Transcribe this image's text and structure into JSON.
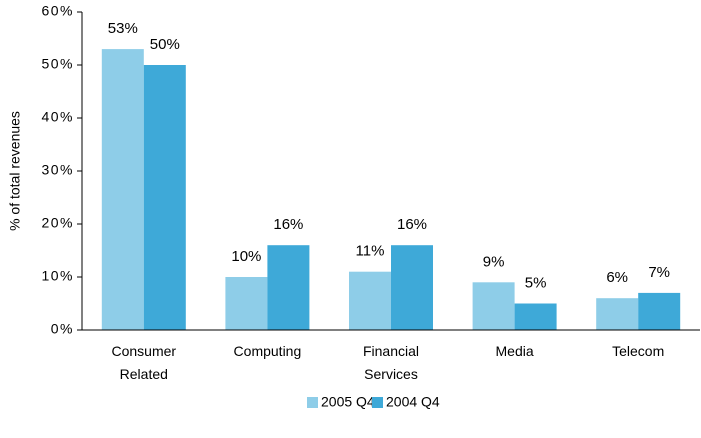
{
  "chart_data": {
    "type": "bar",
    "ylabel": "% of total revenues",
    "categories": [
      "Consumer Related",
      "Computing",
      "Financial Services",
      "Media",
      "Telecom"
    ],
    "series": [
      {
        "name": "2005 Q4",
        "color": "#8ecde8",
        "values": [
          53,
          10,
          11,
          9,
          6
        ],
        "value_labels": [
          "53%",
          "10%",
          "11%",
          "9%",
          "6%"
        ]
      },
      {
        "name": "2004 Q4",
        "color": "#3ea9d8",
        "values": [
          50,
          16,
          16,
          5,
          7
        ],
        "value_labels": [
          "50%",
          "16%",
          "16%",
          "5%",
          "7%"
        ]
      }
    ],
    "ylim": [
      0,
      60
    ],
    "yticks": [
      {
        "value": 0,
        "label": "0%"
      },
      {
        "value": 10,
        "label": "10%"
      },
      {
        "value": 20,
        "label": "20%"
      },
      {
        "value": 30,
        "label": "30%"
      },
      {
        "value": 40,
        "label": "40%"
      },
      {
        "value": 50,
        "label": "50%"
      },
      {
        "value": 60,
        "label": "60%"
      }
    ],
    "legend": "bottom"
  }
}
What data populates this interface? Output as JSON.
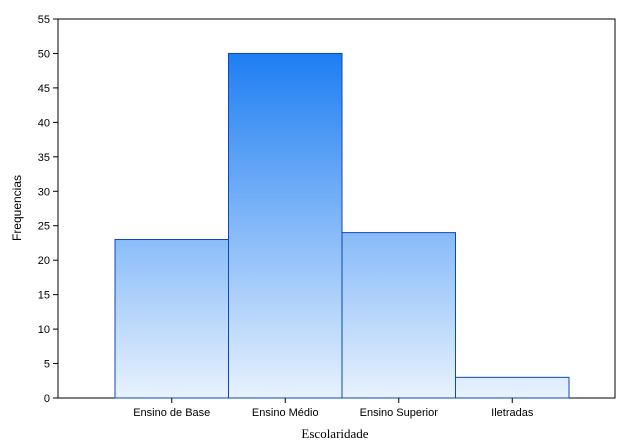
{
  "chart_data": {
    "type": "bar",
    "categories": [
      "Ensino de Base",
      "Ensino Médio",
      "Ensino Superior",
      "Iletradas"
    ],
    "values": [
      23,
      50,
      24,
      3
    ],
    "title": "",
    "xlabel": "Escolaridade",
    "ylabel": "Frequencias",
    "ylim": [
      0,
      55
    ],
    "yticks": [
      0,
      5,
      10,
      15,
      20,
      25,
      30,
      35,
      40,
      45,
      50,
      55
    ],
    "grid": false,
    "legend": "none",
    "colors": {
      "bar_top": "#1e7ef2",
      "bar_bottom": "#e8f2fe",
      "bar_stroke": "#0c48b6",
      "axis": "#000000"
    }
  }
}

::::::::::

Restate the full listing verbatim and drop every picture.

Result of the exercise ::
Transcribe this image's text and structure into JSON.
{
  "chart_data": {
    "type": "bar",
    "ylabel": "% of total revenues",
    "categories": [
      "Consumer Related",
      "Computing",
      "Financial Services",
      "Media",
      "Telecom"
    ],
    "series": [
      {
        "name": "2005 Q4",
        "color": "#8ecde8",
        "values": [
          53,
          10,
          11,
          9,
          6
        ],
        "value_labels": [
          "53%",
          "10%",
          "11%",
          "9%",
          "6%"
        ]
      },
      {
        "name": "2004 Q4",
        "color": "#3ea9d8",
        "values": [
          50,
          16,
          16,
          5,
          7
        ],
        "value_labels": [
          "50%",
          "16%",
          "16%",
          "5%",
          "7%"
        ]
      }
    ],
    "ylim": [
      0,
      60
    ],
    "yticks": [
      {
        "value": 0,
        "label": "0%"
      },
      {
        "value": 10,
        "label": "10%"
      },
      {
        "value": 20,
        "label": "20%"
      },
      {
        "value": 30,
        "label": "30%"
      },
      {
        "value": 40,
        "label": "40%"
      },
      {
        "value": 50,
        "label": "50%"
      },
      {
        "value": 60,
        "label": "60%"
      }
    ],
    "legend": "bottom"
  }
}
What data populates this interface? Output as JSON.
{
  "chart_data": {
    "type": "bar",
    "categories": [
      "Ensino de Base",
      "Ensino Médio",
      "Ensino Superior",
      "Iletradas"
    ],
    "values": [
      23,
      50,
      24,
      3
    ],
    "title": "",
    "xlabel": "Escolaridade",
    "ylabel": "Frequencias",
    "ylim": [
      0,
      55
    ],
    "yticks": [
      0,
      5,
      10,
      15,
      20,
      25,
      30,
      35,
      40,
      45,
      50,
      55
    ],
    "grid": false,
    "legend": "none",
    "colors": {
      "bar_top": "#1e7ef2",
      "bar_bottom": "#e8f2fe",
      "bar_stroke": "#0c48b6",
      "axis": "#000000"
    }
  }
}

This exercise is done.